> **Exercise material**
>>>>>

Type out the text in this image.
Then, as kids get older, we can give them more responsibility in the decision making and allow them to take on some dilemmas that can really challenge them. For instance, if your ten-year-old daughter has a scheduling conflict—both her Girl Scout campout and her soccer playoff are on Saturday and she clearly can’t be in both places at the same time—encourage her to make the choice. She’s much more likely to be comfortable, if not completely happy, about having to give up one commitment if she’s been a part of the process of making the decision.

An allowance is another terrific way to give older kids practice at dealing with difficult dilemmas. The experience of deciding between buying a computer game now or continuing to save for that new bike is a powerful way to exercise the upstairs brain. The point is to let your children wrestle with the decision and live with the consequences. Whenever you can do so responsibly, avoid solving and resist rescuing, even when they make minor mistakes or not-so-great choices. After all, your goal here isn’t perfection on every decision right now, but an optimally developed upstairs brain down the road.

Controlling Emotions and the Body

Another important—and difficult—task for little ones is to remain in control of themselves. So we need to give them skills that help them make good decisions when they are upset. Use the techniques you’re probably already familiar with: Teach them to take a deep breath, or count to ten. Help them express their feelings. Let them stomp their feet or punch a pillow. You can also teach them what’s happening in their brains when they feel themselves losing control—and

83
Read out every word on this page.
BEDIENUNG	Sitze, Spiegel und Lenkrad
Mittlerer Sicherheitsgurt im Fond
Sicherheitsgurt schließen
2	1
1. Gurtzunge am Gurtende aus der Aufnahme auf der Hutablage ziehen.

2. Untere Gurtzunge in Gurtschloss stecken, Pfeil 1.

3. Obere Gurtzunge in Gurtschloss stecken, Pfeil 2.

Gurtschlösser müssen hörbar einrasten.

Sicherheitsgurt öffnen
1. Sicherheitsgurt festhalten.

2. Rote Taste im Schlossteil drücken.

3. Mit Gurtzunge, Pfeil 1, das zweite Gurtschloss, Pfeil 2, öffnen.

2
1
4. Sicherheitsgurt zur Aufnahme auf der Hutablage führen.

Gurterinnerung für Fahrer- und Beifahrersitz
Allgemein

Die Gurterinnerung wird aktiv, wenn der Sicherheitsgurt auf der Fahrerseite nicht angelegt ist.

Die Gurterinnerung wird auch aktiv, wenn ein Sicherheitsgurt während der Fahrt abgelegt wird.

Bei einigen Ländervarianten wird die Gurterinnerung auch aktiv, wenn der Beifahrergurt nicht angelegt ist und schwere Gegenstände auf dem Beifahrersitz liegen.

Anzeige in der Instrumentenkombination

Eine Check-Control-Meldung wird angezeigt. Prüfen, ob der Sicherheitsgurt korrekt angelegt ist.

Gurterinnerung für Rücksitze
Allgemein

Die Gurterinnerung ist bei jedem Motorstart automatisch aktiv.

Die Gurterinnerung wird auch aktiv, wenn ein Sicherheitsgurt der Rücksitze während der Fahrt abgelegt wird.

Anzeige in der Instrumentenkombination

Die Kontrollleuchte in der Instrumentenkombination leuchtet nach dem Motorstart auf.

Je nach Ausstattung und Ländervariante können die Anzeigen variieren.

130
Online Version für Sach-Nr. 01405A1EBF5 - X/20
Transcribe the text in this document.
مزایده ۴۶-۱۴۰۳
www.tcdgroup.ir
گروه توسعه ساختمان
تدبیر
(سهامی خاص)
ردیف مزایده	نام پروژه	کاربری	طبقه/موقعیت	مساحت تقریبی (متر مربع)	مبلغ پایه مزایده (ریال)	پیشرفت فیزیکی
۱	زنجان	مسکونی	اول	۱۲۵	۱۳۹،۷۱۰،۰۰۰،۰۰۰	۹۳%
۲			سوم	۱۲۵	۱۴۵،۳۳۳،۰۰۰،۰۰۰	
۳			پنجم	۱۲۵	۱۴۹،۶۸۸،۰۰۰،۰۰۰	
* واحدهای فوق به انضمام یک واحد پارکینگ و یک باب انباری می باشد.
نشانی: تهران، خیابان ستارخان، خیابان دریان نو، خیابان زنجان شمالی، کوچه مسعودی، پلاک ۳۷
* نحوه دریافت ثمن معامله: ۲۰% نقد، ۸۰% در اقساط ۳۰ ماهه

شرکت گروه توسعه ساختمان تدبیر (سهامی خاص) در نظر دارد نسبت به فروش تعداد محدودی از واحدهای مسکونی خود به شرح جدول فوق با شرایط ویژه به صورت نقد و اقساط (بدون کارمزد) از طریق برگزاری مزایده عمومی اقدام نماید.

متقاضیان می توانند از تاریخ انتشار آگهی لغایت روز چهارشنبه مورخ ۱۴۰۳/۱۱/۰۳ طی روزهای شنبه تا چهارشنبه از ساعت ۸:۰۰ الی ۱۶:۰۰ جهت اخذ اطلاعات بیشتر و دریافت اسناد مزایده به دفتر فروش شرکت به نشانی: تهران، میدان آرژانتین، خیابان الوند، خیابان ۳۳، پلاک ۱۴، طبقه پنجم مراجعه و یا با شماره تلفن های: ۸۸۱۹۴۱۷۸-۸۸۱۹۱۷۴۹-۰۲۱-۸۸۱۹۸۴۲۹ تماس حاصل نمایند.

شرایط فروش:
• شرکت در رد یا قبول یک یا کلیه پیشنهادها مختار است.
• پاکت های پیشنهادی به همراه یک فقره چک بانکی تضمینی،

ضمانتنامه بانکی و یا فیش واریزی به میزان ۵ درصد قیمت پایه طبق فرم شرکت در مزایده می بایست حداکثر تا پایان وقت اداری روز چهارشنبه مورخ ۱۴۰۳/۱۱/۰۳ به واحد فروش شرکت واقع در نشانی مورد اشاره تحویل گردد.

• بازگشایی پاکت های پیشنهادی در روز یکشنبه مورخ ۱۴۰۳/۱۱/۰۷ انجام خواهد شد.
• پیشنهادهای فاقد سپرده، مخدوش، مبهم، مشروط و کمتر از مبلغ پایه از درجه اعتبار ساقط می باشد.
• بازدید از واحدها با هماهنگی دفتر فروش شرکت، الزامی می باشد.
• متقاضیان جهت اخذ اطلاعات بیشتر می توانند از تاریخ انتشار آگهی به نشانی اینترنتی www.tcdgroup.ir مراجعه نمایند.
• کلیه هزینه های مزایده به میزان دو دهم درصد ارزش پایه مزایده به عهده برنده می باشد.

<<<<<

> **The request**
Beginning at the line where "Transcribe the text in this document." appears, extract each line through the end of the data above; keep them exact and include nothing else.

> **The reply**
Transcribe the text in this document.
مزایده ۴۶-۱۴۰۳
www.tcdgroup.ir
گروه توسعه ساختمان
تدبیر
(سهامی خاص)
ردیف مزایده	نام پروژه	کاربری	طبقه/موقعیت	مساحت تقریبی (متر مربع)	مبلغ پایه مزایده (ریال)	پیشرفت فیزیکی
۱	زنجان	مسکونی	اول	۱۲۵	۱۳۹،۷۱۰،۰۰۰،۰۰۰	۹۳%
۲			سوم	۱۲۵	۱۴۵،۳۳۳،۰۰۰،۰۰۰	
۳			پنجم	۱۲۵	۱۴۹،۶۸۸،۰۰۰،۰۰۰	
* واحدهای فوق به انضمام یک واحد پارکینگ و یک باب انباری می باشد.
نشانی: تهران، خیابان ستارخان، خیابان دریان نو، خیابان زنجان شمالی، کوچه مسعودی، پلاک ۳۷
* نحوه دریافت ثمن معامله: ۲۰% نقد، ۸۰% در اقساط ۳۰ ماهه

شرکت گروه توسعه ساختمان تدبیر (سهامی خاص) در نظر دارد نسبت به فروش تعداد محدودی از واحدهای مسکونی خود به شرح جدول فوق با شرایط ویژه به صورت نقد و اقساط (بدون کارمزد) از طریق برگزاری مزایده عمومی اقدام نماید.

متقاضیان می توانند از تاریخ انتشار آگهی لغایت روز چهارشنبه مورخ ۱۴۰۳/۱۱/۰۳ طی روزهای شنبه تا چهارشنبه از ساعت ۸:۰۰ الی ۱۶:۰۰ جهت اخذ اطلاعات بیشتر و دریافت اسناد مزایده به دفتر فروش شرکت به نشانی: تهران، میدان آرژانتین، خیابان الوند، خیابان ۳۳، پلاک ۱۴، طبقه پنجم مراجعه و یا با شماره تلفن های: ۸۸۱۹۴۱۷۸-۸۸۱۹۱۷۴۹-۰۲۱-۸۸۱۹۸۴۲۹ تماس حاصل نمایند.

شرایط فروش:
• شرکت در رد یا قبول یک یا کلیه پیشنهادها مختار است.
• پاکت های پیشنهادی به همراه یک فقره چک بانکی تضمینی،

ضمانتنامه بانکی و یا فیش واریزی به میزان ۵ درصد قیمت پایه طبق فرم شرکت در مزایده می بایست حداکثر تا پایان وقت اداری روز چهارشنبه مورخ ۱۴۰۳/۱۱/۰۳ به واحد فروش شرکت واقع در نشانی مورد اشاره تحویل گردد.

• بازگشایی پاکت های پیشنهادی در روز یکشنبه مورخ ۱۴۰۳/۱۱/۰۷ انجام خواهد شد.
• پیشنهادهای فاقد سپرده، مخدوش، مبهم، مشروط و کمتر از مبلغ پایه از درجه اعتبار ساقط می باشد.
• بازدید از واحدها با هماهنگی دفتر فروش شرکت، الزامی می باشد.
• متقاضیان جهت اخذ اطلاعات بیشتر می توانند از تاریخ انتشار آگهی به نشانی اینترنتی www.tcdgroup.ir مراجعه نمایند.
• کلیه هزینه های مزایده به میزان دو دهم درصد ارزش پایه مزایده به عهده برنده می باشد.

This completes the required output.